▶ **Instruction**:
Print the line that contains "Type out the text in this image." and every line after it through the last line of the records below, exactly as written and nothing else.

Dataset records

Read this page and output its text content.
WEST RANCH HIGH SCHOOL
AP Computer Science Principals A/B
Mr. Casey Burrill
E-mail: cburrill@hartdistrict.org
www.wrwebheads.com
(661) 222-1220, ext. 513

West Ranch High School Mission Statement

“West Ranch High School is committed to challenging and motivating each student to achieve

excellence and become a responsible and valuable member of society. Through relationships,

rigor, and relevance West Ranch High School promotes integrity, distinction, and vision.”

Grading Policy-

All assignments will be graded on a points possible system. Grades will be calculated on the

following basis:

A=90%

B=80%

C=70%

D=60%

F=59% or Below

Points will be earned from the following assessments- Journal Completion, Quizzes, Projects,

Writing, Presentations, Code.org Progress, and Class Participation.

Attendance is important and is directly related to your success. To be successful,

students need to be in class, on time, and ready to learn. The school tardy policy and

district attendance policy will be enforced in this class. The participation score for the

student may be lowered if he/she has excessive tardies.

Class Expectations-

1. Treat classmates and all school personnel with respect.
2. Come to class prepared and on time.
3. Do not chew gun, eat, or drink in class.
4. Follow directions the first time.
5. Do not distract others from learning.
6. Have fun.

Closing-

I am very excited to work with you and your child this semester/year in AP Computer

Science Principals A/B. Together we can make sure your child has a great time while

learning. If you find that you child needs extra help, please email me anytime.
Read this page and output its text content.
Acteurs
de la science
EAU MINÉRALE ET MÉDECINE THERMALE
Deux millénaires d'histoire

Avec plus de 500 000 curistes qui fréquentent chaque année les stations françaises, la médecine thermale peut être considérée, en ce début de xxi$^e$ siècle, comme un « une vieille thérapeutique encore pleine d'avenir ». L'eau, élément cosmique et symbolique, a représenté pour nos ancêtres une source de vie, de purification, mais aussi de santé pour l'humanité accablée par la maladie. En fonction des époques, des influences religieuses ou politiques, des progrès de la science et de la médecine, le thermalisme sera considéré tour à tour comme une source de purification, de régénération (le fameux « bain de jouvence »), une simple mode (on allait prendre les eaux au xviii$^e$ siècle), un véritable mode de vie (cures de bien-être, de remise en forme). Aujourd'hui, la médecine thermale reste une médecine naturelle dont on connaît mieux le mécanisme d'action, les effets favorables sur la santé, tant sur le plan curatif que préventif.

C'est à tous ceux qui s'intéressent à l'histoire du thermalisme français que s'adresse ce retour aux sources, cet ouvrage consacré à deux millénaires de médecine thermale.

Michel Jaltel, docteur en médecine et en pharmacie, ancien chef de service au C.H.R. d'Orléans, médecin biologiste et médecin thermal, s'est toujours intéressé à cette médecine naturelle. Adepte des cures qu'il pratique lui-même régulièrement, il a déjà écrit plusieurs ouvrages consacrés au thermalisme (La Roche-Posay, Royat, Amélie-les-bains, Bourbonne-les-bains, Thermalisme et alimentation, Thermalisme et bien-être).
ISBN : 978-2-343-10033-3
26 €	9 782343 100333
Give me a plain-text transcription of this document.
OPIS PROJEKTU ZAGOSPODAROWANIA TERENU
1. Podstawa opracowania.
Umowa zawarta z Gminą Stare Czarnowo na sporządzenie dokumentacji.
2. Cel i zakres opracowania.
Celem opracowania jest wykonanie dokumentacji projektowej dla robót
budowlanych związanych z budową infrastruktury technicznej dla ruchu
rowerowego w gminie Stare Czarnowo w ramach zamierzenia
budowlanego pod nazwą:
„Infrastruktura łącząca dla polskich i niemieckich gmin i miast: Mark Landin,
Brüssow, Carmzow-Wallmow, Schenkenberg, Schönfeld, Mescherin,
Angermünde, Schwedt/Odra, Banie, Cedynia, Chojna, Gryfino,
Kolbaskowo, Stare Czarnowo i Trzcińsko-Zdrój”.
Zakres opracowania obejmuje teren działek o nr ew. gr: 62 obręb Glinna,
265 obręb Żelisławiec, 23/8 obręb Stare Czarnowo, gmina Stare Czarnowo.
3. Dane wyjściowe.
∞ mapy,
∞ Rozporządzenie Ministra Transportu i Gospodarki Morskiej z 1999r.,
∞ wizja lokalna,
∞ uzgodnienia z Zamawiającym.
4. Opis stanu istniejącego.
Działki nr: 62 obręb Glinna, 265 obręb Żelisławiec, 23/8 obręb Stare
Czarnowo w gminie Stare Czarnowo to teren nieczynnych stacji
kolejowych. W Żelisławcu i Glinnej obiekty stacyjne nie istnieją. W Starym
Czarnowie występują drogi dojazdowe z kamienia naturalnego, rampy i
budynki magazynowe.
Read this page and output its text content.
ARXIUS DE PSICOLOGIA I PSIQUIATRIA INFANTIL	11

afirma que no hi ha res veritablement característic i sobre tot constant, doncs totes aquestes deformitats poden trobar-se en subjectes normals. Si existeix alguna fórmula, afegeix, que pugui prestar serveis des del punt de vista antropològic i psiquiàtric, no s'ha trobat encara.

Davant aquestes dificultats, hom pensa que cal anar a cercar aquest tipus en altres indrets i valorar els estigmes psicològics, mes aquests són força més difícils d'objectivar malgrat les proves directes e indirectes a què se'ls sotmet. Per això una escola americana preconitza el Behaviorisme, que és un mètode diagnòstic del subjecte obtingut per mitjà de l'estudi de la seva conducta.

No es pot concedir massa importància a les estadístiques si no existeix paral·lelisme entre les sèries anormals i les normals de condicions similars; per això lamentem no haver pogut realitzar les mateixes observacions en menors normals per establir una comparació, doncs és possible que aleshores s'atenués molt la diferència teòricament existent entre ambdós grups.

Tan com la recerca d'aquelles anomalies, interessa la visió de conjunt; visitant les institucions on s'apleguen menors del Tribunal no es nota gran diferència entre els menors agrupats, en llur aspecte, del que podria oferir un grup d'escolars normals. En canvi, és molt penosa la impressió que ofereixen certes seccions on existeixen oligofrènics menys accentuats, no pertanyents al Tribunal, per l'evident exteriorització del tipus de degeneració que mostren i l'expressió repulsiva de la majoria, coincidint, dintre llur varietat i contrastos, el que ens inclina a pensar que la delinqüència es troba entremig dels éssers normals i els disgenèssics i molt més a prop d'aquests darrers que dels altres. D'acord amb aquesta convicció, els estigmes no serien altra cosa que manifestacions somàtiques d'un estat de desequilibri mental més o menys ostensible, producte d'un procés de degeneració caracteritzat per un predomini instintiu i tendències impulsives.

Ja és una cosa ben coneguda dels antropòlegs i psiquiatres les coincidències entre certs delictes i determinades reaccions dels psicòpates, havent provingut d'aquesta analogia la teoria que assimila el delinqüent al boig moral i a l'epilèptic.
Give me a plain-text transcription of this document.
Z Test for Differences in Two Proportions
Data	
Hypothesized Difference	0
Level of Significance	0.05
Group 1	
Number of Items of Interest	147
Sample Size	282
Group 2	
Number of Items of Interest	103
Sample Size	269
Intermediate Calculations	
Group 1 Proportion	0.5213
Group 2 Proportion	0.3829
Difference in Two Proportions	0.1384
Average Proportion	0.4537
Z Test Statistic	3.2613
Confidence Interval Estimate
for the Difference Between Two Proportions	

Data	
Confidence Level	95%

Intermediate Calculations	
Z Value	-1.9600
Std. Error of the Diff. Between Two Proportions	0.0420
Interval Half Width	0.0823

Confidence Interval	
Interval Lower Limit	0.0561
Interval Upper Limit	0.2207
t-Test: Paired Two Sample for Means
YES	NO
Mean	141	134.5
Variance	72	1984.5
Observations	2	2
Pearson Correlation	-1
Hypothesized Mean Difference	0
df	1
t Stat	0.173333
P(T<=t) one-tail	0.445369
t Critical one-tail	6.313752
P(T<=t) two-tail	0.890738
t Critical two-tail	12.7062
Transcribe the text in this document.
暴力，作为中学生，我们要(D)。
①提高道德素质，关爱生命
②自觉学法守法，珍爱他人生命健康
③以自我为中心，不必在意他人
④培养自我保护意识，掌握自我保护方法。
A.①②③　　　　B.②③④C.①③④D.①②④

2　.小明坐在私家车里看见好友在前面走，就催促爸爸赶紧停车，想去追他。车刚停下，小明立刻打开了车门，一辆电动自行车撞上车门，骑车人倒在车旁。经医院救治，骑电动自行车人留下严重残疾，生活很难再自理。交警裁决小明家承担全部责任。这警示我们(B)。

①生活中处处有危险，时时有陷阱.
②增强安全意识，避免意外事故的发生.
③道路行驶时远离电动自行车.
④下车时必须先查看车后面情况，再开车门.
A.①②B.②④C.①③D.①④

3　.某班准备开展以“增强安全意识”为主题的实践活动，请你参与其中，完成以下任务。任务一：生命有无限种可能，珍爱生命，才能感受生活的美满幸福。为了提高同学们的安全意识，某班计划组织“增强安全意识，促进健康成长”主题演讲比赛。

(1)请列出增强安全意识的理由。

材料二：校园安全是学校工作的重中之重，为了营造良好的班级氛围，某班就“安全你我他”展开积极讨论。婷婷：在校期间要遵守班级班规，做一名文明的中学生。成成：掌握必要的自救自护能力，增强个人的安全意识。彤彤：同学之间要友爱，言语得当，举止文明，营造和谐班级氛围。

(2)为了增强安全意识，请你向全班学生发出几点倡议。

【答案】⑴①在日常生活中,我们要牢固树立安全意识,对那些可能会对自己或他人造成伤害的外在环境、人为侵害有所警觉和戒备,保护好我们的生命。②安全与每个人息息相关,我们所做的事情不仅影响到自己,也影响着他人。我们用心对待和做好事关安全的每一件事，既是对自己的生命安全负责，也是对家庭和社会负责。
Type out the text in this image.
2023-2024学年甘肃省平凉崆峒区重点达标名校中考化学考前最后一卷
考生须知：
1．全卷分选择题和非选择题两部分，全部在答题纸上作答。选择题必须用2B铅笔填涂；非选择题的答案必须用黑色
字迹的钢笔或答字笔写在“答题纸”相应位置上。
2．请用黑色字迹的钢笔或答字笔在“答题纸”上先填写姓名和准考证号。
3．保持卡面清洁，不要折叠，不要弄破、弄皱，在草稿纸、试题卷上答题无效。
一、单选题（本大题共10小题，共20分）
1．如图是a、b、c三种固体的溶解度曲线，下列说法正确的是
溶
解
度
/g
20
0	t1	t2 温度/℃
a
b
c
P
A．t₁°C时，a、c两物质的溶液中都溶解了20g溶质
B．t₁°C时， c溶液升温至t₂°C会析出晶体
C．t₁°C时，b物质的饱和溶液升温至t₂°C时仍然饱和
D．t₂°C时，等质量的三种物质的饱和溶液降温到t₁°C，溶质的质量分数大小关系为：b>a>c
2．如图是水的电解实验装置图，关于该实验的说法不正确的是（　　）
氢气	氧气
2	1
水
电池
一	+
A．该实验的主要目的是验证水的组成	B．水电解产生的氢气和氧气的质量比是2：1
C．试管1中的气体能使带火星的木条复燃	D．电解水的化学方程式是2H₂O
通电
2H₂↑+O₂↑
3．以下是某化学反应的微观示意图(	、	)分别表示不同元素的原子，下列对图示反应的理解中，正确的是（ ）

▶ **Correct response**:
Type out the text in this image.
2023-2024学年甘肃省平凉崆峒区重点达标名校中考化学考前最后一卷
考生须知：
1．全卷分选择题和非选择题两部分，全部在答题纸上作答。选择题必须用2B铅笔填涂；非选择题的答案必须用黑色
字迹的钢笔或答字笔写在“答题纸”相应位置上。
2．请用黑色字迹的钢笔或答字笔在“答题纸”上先填写姓名和准考证号。
3．保持卡面清洁，不要折叠，不要弄破、弄皱，在草稿纸、试题卷上答题无效。
一、单选题（本大题共10小题，共20分）
1．如图是a、b、c三种固体的溶解度曲线，下列说法正确的是
溶
解
度
/g
20
0	t1	t2 温度/℃
a
b
c
P
A．t₁°C时，a、c两物质的溶液中都溶解了20g溶质
B．t₁°C时， c溶液升温至t₂°C会析出晶体
C．t₁°C时，b物质的饱和溶液升温至t₂°C时仍然饱和
D．t₂°C时，等质量的三种物质的饱和溶液降温到t₁°C，溶质的质量分数大小关系为：b>a>c
2．如图是水的电解实验装置图，关于该实验的说法不正确的是（　　）
氢气	氧气
2	1
水
电池
一	+
A．该实验的主要目的是验证水的组成	B．水电解产生的氢气和氧气的质量比是2：1
C．试管1中的气体能使带火星的木条复燃	D．电解水的化学方程式是2H₂O
通电
2H₂↑+O₂↑
3．以下是某化学反应的微观示意图(	、	)分别表示不同元素的原子，下列对图示反应的理解中，正确的是（ ）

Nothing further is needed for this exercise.